--- Raw data ---

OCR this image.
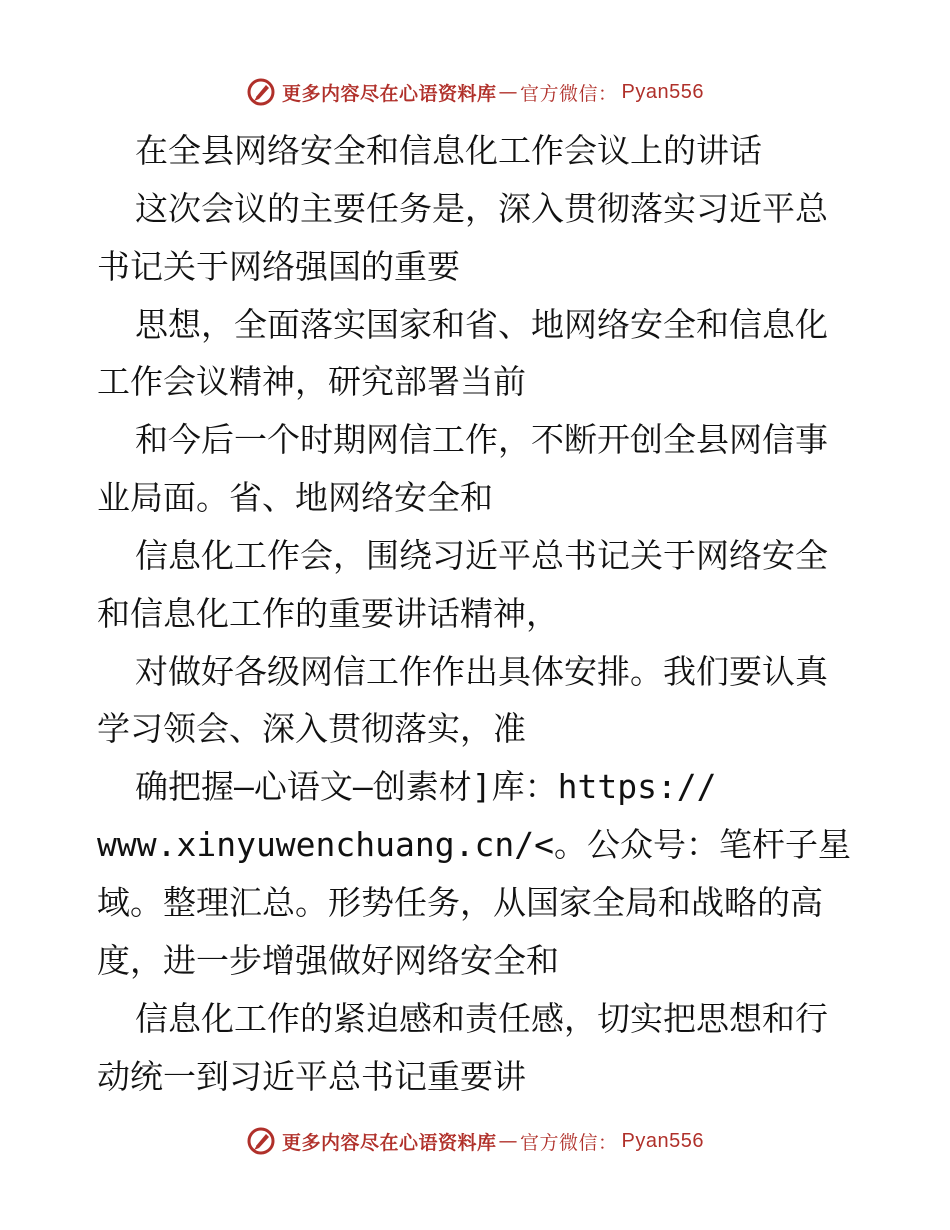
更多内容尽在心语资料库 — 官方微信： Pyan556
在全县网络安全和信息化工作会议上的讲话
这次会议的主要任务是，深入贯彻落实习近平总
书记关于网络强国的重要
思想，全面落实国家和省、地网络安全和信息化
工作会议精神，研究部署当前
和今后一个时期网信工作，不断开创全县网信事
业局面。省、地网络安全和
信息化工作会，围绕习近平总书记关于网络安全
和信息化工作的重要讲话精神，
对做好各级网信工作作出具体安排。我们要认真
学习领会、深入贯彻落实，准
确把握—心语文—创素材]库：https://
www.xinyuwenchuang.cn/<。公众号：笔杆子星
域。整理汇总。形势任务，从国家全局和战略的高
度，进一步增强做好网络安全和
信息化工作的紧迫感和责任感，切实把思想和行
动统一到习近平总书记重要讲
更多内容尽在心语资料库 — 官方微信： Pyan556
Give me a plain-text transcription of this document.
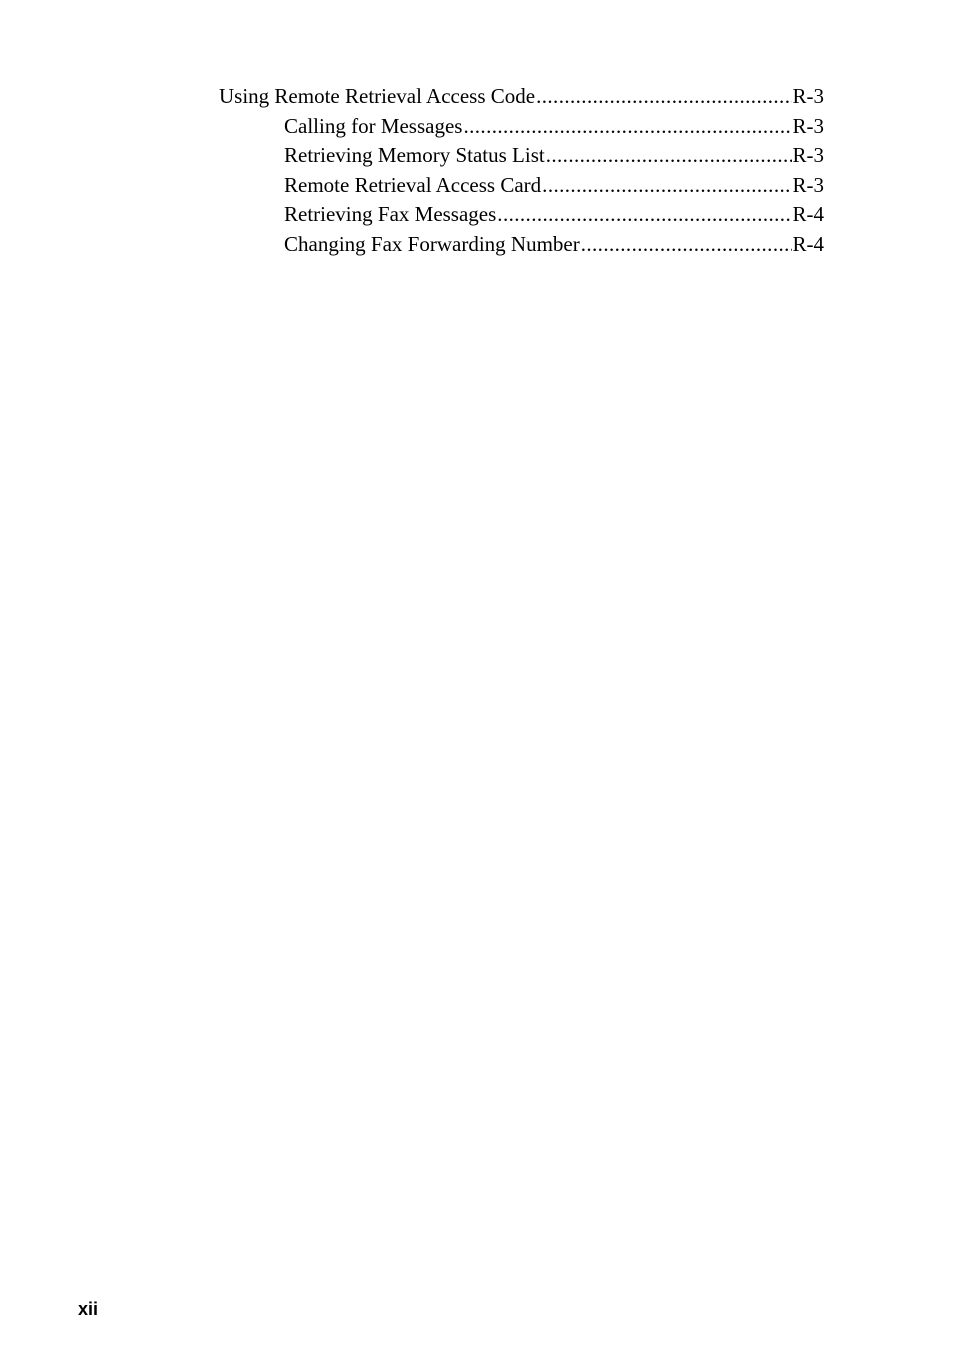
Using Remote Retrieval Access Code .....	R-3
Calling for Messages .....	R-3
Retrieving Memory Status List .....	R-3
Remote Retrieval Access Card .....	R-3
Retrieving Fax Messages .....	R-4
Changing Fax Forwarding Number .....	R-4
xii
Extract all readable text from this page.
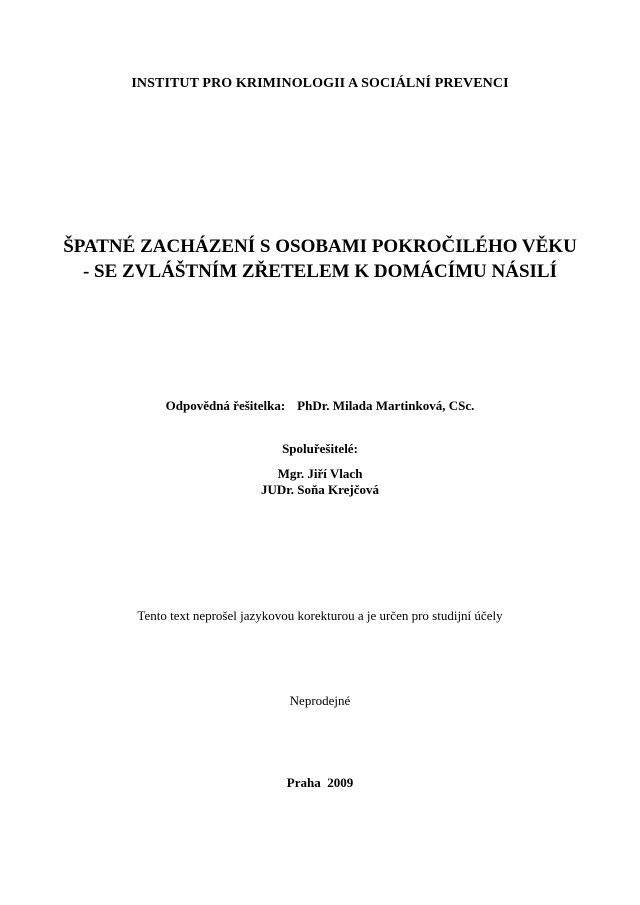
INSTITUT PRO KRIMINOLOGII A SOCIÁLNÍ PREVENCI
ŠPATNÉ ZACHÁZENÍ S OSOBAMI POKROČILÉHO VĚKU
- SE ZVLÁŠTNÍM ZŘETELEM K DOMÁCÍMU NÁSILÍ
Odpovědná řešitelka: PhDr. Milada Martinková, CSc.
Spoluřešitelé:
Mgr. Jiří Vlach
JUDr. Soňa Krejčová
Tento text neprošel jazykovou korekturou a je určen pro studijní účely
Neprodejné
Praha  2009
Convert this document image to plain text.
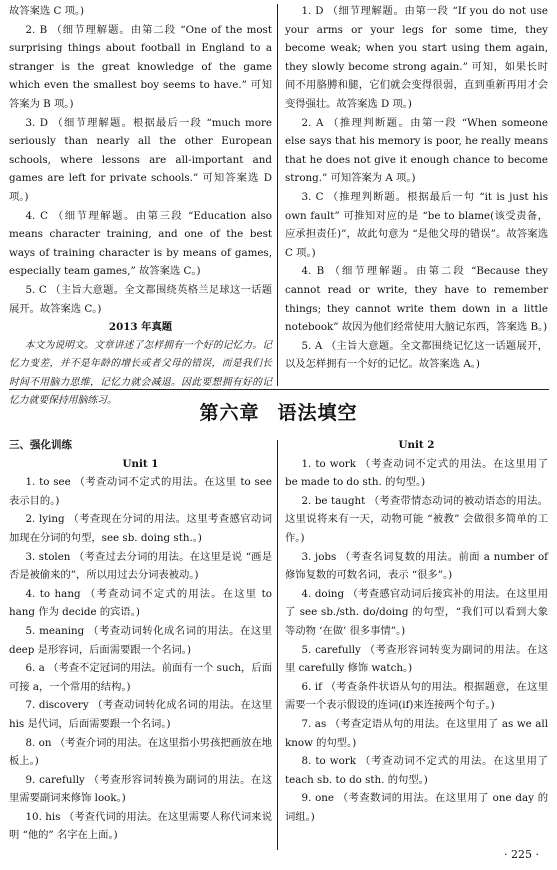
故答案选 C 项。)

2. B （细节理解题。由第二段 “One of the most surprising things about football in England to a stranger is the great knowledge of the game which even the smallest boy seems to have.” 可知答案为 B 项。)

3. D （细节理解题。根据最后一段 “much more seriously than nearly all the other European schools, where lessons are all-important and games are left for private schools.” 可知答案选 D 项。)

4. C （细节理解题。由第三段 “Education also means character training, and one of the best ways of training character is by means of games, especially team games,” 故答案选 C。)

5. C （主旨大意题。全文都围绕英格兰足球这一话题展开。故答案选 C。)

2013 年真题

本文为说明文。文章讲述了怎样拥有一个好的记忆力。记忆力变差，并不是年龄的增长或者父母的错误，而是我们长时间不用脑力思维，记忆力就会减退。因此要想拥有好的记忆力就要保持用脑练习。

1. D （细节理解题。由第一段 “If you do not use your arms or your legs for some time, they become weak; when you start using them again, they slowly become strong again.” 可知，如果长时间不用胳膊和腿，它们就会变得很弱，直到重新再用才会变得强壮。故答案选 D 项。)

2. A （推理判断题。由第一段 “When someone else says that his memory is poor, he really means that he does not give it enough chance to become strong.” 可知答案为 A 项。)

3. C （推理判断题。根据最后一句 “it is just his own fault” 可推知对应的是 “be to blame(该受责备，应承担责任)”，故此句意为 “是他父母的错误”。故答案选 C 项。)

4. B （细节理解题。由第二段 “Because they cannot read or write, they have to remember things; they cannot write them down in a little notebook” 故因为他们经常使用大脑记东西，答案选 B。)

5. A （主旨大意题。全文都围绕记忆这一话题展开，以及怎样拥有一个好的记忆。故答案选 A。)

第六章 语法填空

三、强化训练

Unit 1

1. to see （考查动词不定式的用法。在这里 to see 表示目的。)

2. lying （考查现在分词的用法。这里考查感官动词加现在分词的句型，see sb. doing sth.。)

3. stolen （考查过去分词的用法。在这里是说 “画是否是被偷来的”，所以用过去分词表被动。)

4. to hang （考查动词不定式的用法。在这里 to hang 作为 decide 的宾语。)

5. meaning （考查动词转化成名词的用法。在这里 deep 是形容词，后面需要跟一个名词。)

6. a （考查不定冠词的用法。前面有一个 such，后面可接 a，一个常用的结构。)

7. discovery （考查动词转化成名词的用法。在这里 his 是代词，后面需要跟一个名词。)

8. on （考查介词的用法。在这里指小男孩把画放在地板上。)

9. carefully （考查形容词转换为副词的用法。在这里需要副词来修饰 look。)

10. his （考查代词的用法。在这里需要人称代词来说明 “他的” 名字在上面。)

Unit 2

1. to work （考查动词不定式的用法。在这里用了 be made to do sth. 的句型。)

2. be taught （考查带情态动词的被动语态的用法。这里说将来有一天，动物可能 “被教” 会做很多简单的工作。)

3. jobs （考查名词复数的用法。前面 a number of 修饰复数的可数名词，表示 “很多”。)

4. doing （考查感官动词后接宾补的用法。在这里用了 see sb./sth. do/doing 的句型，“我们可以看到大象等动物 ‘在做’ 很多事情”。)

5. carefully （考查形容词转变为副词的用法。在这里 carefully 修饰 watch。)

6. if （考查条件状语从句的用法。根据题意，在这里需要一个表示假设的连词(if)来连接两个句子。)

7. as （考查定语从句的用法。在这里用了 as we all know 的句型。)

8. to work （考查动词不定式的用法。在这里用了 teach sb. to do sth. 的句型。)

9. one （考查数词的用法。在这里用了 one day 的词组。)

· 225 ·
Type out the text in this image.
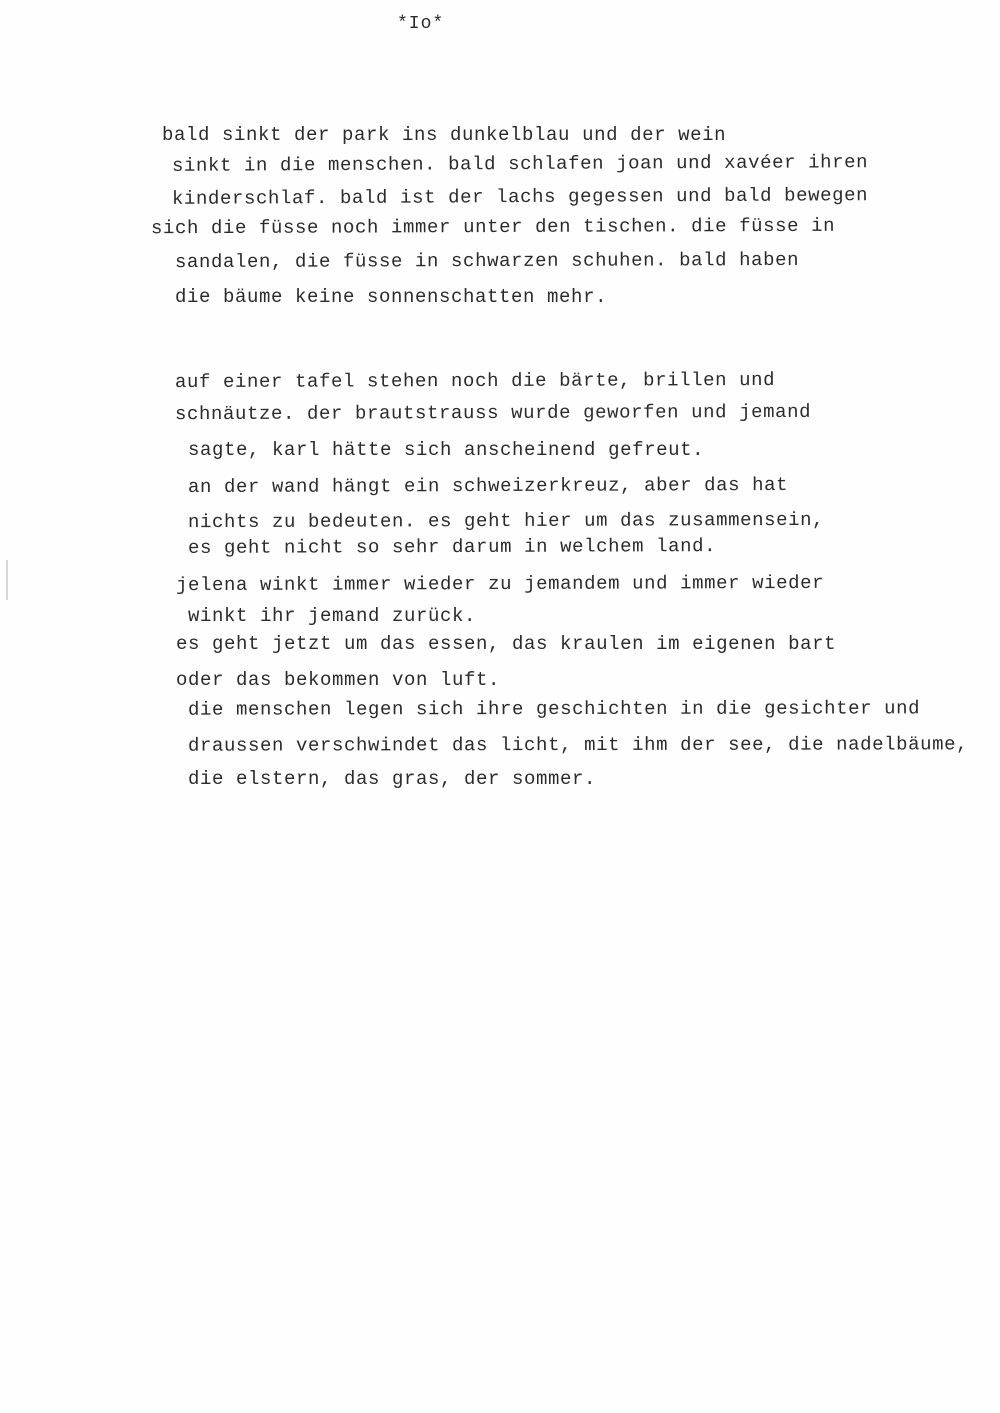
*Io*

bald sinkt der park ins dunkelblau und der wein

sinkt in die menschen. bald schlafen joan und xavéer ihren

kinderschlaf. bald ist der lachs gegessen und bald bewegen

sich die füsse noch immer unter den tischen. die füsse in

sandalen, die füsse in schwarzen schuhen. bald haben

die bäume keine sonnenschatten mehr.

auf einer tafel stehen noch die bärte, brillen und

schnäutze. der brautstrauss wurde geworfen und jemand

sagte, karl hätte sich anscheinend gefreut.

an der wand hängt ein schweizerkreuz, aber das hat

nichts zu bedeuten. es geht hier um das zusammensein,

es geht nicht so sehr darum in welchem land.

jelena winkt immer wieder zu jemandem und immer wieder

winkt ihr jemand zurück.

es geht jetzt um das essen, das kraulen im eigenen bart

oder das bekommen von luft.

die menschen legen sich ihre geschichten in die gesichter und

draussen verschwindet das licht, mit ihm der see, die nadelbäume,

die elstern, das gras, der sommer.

---

• Written exercise: Pick out the lines containing the string "become" and show them.

• Exercise answer:
1. D （细节理解题。由第一段 “If you do not use your arms or your legs for some time, they become weak; when you start using them again, they slowly become strong again.” 可知，如果长时间不用胳膊和腿，它们就会变得很弱，直到重新再用才会变得强壮。故答案选 D 项。)
2. A （推理判断题。由第一段 “When someone else says that his memory is poor, he really means that he does not give it enough chance to become strong.” 可知答案为 A 项。)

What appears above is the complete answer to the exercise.